Task to carry out
Exactly reproduce the lines that follow.

Rows
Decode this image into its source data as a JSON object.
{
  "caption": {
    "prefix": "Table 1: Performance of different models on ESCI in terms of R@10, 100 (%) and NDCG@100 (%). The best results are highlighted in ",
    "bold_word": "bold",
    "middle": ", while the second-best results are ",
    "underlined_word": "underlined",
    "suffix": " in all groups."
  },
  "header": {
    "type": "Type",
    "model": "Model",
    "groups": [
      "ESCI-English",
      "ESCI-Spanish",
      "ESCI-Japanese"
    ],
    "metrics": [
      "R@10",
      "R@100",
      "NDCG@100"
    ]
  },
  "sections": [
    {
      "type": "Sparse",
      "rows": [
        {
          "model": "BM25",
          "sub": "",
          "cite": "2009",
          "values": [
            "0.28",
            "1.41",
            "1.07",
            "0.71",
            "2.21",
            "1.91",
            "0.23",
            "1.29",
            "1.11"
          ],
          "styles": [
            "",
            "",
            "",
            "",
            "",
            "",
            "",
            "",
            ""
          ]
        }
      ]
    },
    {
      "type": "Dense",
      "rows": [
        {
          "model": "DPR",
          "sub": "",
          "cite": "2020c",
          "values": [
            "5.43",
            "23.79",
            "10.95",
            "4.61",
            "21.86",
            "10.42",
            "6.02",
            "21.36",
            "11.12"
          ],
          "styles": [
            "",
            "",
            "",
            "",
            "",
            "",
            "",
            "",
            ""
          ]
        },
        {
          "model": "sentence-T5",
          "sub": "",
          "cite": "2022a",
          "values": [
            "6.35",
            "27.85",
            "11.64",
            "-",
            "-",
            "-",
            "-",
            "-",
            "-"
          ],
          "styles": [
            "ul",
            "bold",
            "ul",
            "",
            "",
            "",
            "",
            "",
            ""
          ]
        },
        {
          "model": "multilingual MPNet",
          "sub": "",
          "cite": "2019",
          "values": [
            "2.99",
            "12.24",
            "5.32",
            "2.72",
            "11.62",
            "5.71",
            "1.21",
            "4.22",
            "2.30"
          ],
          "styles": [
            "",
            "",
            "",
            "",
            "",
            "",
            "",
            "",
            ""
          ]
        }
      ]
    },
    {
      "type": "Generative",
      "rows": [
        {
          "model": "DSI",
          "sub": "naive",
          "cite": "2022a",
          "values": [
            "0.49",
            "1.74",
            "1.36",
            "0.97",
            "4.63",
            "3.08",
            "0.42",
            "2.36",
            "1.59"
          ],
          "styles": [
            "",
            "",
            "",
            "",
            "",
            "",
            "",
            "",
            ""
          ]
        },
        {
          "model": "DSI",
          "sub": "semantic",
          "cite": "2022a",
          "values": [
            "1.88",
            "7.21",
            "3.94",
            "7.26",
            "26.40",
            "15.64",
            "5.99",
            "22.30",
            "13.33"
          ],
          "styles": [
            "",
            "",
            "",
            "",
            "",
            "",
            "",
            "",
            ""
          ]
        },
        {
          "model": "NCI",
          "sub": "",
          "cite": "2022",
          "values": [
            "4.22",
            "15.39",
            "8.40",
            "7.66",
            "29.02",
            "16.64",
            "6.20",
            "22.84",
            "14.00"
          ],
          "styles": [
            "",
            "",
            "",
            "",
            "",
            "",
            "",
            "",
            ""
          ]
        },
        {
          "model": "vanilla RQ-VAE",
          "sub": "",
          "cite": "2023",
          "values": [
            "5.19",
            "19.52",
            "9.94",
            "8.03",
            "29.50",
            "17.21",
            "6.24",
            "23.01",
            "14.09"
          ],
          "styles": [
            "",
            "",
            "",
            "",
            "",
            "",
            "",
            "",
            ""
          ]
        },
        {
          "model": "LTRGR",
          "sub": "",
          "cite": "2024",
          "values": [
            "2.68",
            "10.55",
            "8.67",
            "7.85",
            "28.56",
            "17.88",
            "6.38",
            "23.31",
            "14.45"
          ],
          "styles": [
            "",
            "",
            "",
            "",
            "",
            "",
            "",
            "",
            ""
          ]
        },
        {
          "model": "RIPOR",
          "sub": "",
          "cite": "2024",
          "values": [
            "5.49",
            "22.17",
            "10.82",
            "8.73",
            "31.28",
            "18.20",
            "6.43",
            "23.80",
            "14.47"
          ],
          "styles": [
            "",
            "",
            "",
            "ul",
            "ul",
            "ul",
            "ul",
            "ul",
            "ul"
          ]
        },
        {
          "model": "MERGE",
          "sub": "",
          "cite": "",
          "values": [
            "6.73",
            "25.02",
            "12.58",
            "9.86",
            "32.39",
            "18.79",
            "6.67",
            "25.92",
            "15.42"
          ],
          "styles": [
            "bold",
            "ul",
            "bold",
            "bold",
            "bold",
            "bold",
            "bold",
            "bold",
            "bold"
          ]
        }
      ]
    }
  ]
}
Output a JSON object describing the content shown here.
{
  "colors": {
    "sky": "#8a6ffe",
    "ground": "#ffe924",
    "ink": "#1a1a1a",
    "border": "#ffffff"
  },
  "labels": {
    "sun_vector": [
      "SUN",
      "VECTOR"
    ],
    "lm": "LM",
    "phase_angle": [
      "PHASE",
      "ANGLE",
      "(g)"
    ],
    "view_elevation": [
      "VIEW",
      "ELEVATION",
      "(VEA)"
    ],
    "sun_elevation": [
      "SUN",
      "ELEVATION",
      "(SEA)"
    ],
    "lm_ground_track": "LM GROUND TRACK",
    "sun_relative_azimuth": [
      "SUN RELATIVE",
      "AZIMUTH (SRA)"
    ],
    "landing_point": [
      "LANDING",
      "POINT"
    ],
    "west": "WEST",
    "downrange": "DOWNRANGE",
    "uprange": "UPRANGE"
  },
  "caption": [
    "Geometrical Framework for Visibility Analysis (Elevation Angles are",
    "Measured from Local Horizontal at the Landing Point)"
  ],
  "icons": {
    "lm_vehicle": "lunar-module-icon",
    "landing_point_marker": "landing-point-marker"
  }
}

Correct output
Decode this image into its source data as a JSON object.
{
  "caption": {
    "prefix": "Table 1: Performance of different models on ESCI in terms of R@10, 100 (%) and NDCG@100 (%). The best results are highlighted in ",
    "bold_word": "bold",
    "middle": ", while the second-best results are ",
    "underlined_word": "underlined",
    "suffix": " in all groups."
  },
  "header": {
    "type": "Type",
    "model": "Model",
    "groups": [
      "ESCI-English",
      "ESCI-Spanish",
      "ESCI-Japanese"
    ],
    "metrics": [
      "R@10",
      "R@100",
      "NDCG@100"
    ]
  },
  "sections": [
    {
      "type": "Sparse",
      "rows": [
        {
          "model": "BM25",
          "sub": "",
          "cite": "2009",
          "values": [
            "0.28",
            "1.41",
            "1.07",
            "0.71",
            "2.21",
            "1.91",
            "0.23",
            "1.29",
            "1.11"
          ],
          "styles": [
            "",
            "",
            "",
            "",
            "",
            "",
            "",
            "",
            ""
          ]
        }
      ]
    },
    {
      "type": "Dense",
      "rows": [
        {
          "model": "DPR",
          "sub": "",
          "cite": "2020c",
          "values": [
            "5.43",
            "23.79",
            "10.95",
            "4.61",
            "21.86",
            "10.42",
            "6.02",
            "21.36",
            "11.12"
          ],
          "styles": [
            "",
            "",
            "",
            "",
            "",
            "",
            "",
            "",
            ""
          ]
        },
        {
          "model": "sentence-T5",
          "sub": "",
          "cite": "2022a",
          "values": [
            "6.35",
            "27.85",
            "11.64",
            "-",
            "-",
            "-",
            "-",
            "-",
            "-"
          ],
          "styles": [
            "ul",
            "bold",
            "ul",
            "",
            "",
            "",
            "",
            "",
            ""
          ]
        },
        {
          "model": "multilingual MPNet",
          "sub": "",
          "cite": "2019",
          "values": [
            "2.99",
            "12.24",
            "5.32",
            "2.72",
            "11.62",
            "5.71",
            "1.21",
            "4.22",
            "2.30"
          ],
          "styles": [
            "",
            "",
            "",
            "",
            "",
            "",
            "",
            "",
            ""
          ]
        }
      ]
    },
    {
      "type": "Generative",
      "rows": [
        {
          "model": "DSI",
          "sub": "naive",
          "cite": "2022a",
          "values": [
            "0.49",
            "1.74",
            "1.36",
            "0.97",
            "4.63",
            "3.08",
            "0.42",
            "2.36",
            "1.59"
          ],
          "styles": [
            "",
            "",
            "",
            "",
            "",
            "",
            "",
            "",
            ""
          ]
        },
        {
          "model": "DSI",
          "sub": "semantic",
          "cite": "2022a",
          "values": [
            "1.88",
            "7.21",
            "3.94",
            "7.26",
            "26.40",
            "15.64",
            "5.99",
            "22.30",
            "13.33"
          ],
          "styles": [
            "",
            "",
            "",
            "",
            "",
            "",
            "",
            "",
            ""
          ]
        },
        {
          "model": "NCI",
          "sub": "",
          "cite": "2022",
          "values": [
            "4.22",
            "15.39",
            "8.40",
            "7.66",
            "29.02",
            "16.64",
            "6.20",
            "22.84",
            "14.00"
          ],
          "styles": [
            "",
            "",
            "",
            "",
            "",
            "",
            "",
            "",
            ""
          ]
        },
        {
          "model": "vanilla RQ-VAE",
          "sub": "",
          "cite": "2023",
          "values": [
            "5.19",
            "19.52",
            "9.94",
            "8.03",
            "29.50",
            "17.21",
            "6.24",
            "23.01",
            "14.09"
          ],
          "styles": [
            "",
            "",
            "",
            "",
            "",
            "",
            "",
            "",
            ""
          ]
        },
        {
          "model": "LTRGR",
          "sub": "",
          "cite": "2024",
          "values": [
            "2.68",
            "10.55",
            "8.67",
            "7.85",
            "28.56",
            "17.88",
            "6.38",
            "23.31",
            "14.45"
          ],
          "styles": [
            "",
            "",
            "",
            "",
            "",
            "",
            "",
            "",
            ""
          ]
        },
        {
          "model": "RIPOR",
          "sub": "",
          "cite": "2024",
          "values": [
            "5.49",
            "22.17",
            "10.82",
            "8.73",
            "31.28",
            "18.20",
            "6.43",
            "23.80",
            "14.47"
          ],
          "styles": [
            "",
            "",
            "",
            "ul",
            "ul",
            "ul",
            "ul",
            "ul",
            "ul"
          ]
        },
        {
          "model": "MERGE",
          "sub": "",
          "cite": "",
          "values": [
            "6.73",
            "25.02",
            "12.58",
            "9.86",
            "32.39",
            "18.79",
            "6.67",
            "25.92",
            "15.42"
          ],
          "styles": [
            "bold",
            "ul",
            "bold",
            "bold",
            "bold",
            "bold",
            "bold",
            "bold",
            "bold"
          ]
        }
      ]
    }
  ]
}
Output a JSON object describing the content shown here.
{
  "colors": {
    "sky": "#8a6ffe",
    "ground": "#ffe924",
    "ink": "#1a1a1a",
    "border": "#ffffff"
  },
  "labels": {
    "sun_vector": [
      "SUN",
      "VECTOR"
    ],
    "lm": "LM",
    "phase_angle": [
      "PHASE",
      "ANGLE",
      "(g)"
    ],
    "view_elevation": [
      "VIEW",
      "ELEVATION",
      "(VEA)"
    ],
    "sun_elevation": [
      "SUN",
      "ELEVATION",
      "(SEA)"
    ],
    "lm_ground_track": "LM GROUND TRACK",
    "sun_relative_azimuth": [
      "SUN RELATIVE",
      "AZIMUTH (SRA)"
    ],
    "landing_point": [
      "LANDING",
      "POINT"
    ],
    "west": "WEST",
    "downrange": "DOWNRANGE",
    "uprange": "UPRANGE"
  },
  "caption": [
    "Geometrical Framework for Visibility Analysis (Elevation Angles are",
    "Measured from Local Horizontal at the Landing Point)"
  ],
  "icons": {
    "lm_vehicle": "lunar-module-icon",
    "landing_point_marker": "landing-point-marker"
  }
}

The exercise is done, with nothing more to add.